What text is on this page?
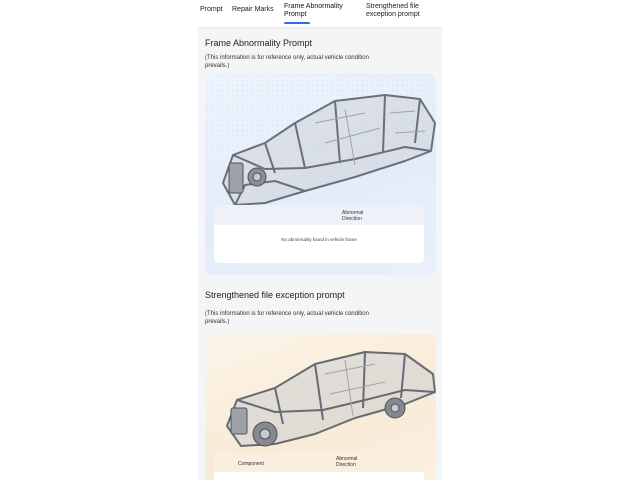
Prompt Repair Marks Frame Abnormality Prompt
Strengthened file exception prompt
Frame Abnormality Prompt
(This information is for reference only, actual vehicle condition prevails.)
Abnormal Direction
No abnormality found in vehicle frame
Strengthened file exception prompt
(This information is for reference only, actual vehicle condition prevails.)
Component
Abnormal Direction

++++

OBJECTIVE:
Transcribe the records above exactly, leaving out every picture.

EXERCISE ANSWER:
What text is on this page?
Prompt Repair Marks Frame Abnormality Prompt
Strengthened file exception prompt
Frame Abnormality Prompt
(This information is for reference only, actual vehicle condition prevails.)
Abnormal Direction
No abnormality found in vehicle frame
Strengthened file exception prompt
(This information is for reference only, actual vehicle condition prevails.)
Component
Abnormal Direction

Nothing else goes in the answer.